[Saved entries]
[START]

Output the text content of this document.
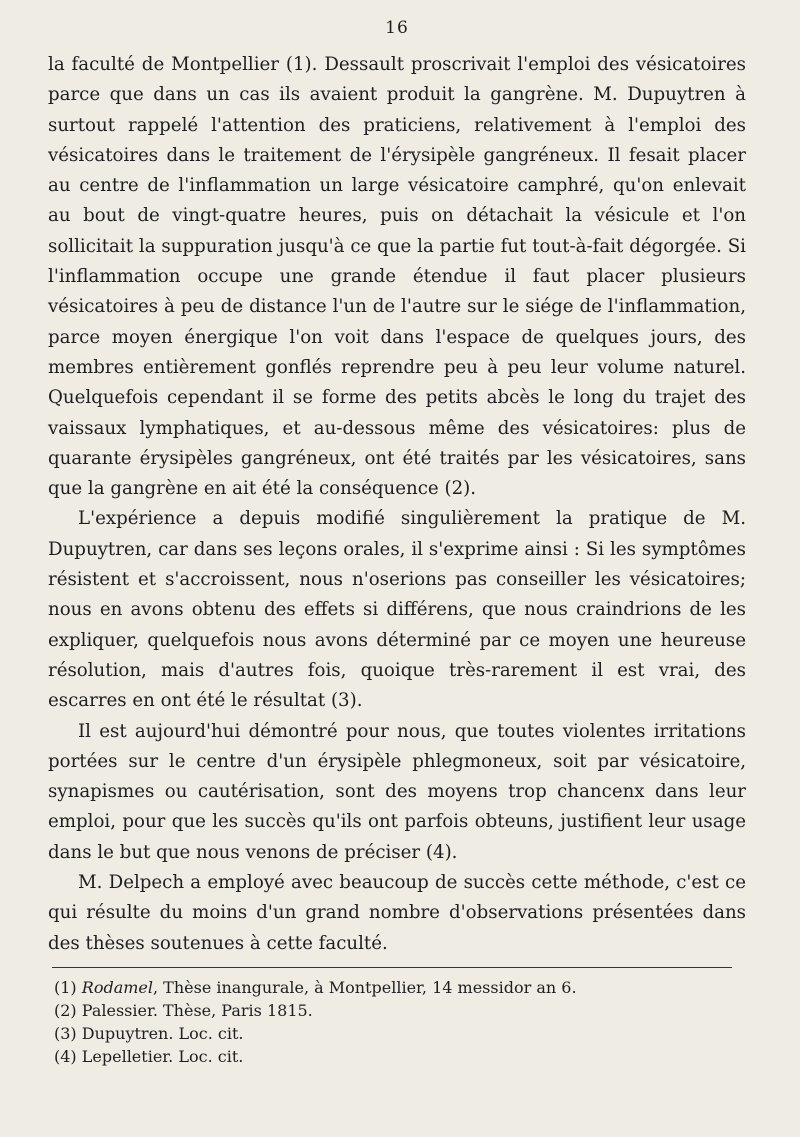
16

la faculté de Montpellier (1). Dessault proscrivait l'emploi des vésicatoires parce que dans un cas ils avaient produit la gangrène. M. Dupuytren à surtout rappelé l'attention des praticiens, relativement à l'emploi des vésicatoires dans le traitement de l'érysipèle gangréneux. Il fesait placer au centre de l'inflammation un large vésicatoire camphré, qu'on enlevait au bout de vingt-quatre heures, puis on détachait la vésicule et l'on sollicitait la suppuration jusqu'à ce que la partie fut tout-à-fait dégorgée. Si l'inflammation occupe une grande étendue il faut placer plusieurs vésicatoires à peu de distance l'un de l'autre sur le siége de l'inflammation, parce moyen énergique l'on voit dans l'espace de quelques jours, des membres entièrement gonflés reprendre peu à peu leur volume naturel. Quelquefois cependant il se forme des petits abcès le long du trajet des vaissaux lymphatiques, et au-dessous même des vésicatoires: plus de quarante érysipèles gangréneux, ont été traités par les vésicatoires, sans que la gangrène en ait été la conséquence (2).

L'expérience a depuis modifié singulièrement la pratique de M. Dupuytren, car dans ses leçons orales, il s'exprime ainsi : Si les symptômes résistent et s'accroissent, nous n'oserions pas conseiller les vésicatoires; nous en avons obtenu des effets si différens, que nous craindrions de les expliquer, quelquefois nous avons déterminé par ce moyen une heureuse résolution, mais d'autres fois, quoique très-rarement il est vrai, des escarres en ont été le résultat (3).

Il est aujourd'hui démontré pour nous, que toutes violentes irritations portées sur le centre d'un érysipèle phlegmoneux, soit par vésicatoire, synapismes ou cautérisation, sont des moyens trop chancenx dans leur emploi, pour que les succès qu'ils ont parfois obteuns, justifient leur usage dans le but que nous venons de préciser (4).

M. Delpech a employé avec beaucoup de succès cette méthode, c'est ce qui résulte du moins d'un grand nombre d'observations présentées dans des thèses soutenues à cette faculté.

(1) Rodamel, Thèse inangurale, à Montpellier, 14 messidor an 6.
(2) Palessier. Thèse, Paris 1815.
(3) Dupuytren. Loc. cit.
(4) Lepelletier. Loc. cit.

[END]

**AIM OF THE TASK:**
Every entry above needs to be retyped exactly; drop the pictures.

**SOLUTION TO THIS EXERCISE:**
Output the text content of this document.
16

la faculté de Montpellier (1). Dessault proscrivait l'emploi des vésicatoires parce que dans un cas ils avaient produit la gangrène. M. Dupuytren à surtout rappelé l'attention des praticiens, relativement à l'emploi des vésicatoires dans le traitement de l'érysipèle gangréneux. Il fesait placer au centre de l'inflammation un large vésicatoire camphré, qu'on enlevait au bout de vingt-quatre heures, puis on détachait la vésicule et l'on sollicitait la suppuration jusqu'à ce que la partie fut tout-à-fait dégorgée. Si l'inflammation occupe une grande étendue il faut placer plusieurs vésicatoires à peu de distance l'un de l'autre sur le siége de l'inflammation, parce moyen énergique l'on voit dans l'espace de quelques jours, des membres entièrement gonflés reprendre peu à peu leur volume naturel. Quelquefois cependant il se forme des petits abcès le long du trajet des vaissaux lymphatiques, et au-dessous même des vésicatoires: plus de quarante érysipèles gangréneux, ont été traités par les vésicatoires, sans que la gangrène en ait été la conséquence (2).

L'expérience a depuis modifié singulièrement la pratique de M. Dupuytren, car dans ses leçons orales, il s'exprime ainsi : Si les symptômes résistent et s'accroissent, nous n'oserions pas conseiller les vésicatoires; nous en avons obtenu des effets si différens, que nous craindrions de les expliquer, quelquefois nous avons déterminé par ce moyen une heureuse résolution, mais d'autres fois, quoique très-rarement il est vrai, des escarres en ont été le résultat (3).

Il est aujourd'hui démontré pour nous, que toutes violentes irritations portées sur le centre d'un érysipèle phlegmoneux, soit par vésicatoire, synapismes ou cautérisation, sont des moyens trop chancenx dans leur emploi, pour que les succès qu'ils ont parfois obteuns, justifient leur usage dans le but que nous venons de préciser (4).

M. Delpech a employé avec beaucoup de succès cette méthode, c'est ce qui résulte du moins d'un grand nombre d'observations présentées dans des thèses soutenues à cette faculté.

(1) Rodamel, Thèse inangurale, à Montpellier, 14 messidor an 6.
(2) Palessier. Thèse, Paris 1815.
(3) Dupuytren. Loc. cit.
(4) Lepelletier. Loc. cit.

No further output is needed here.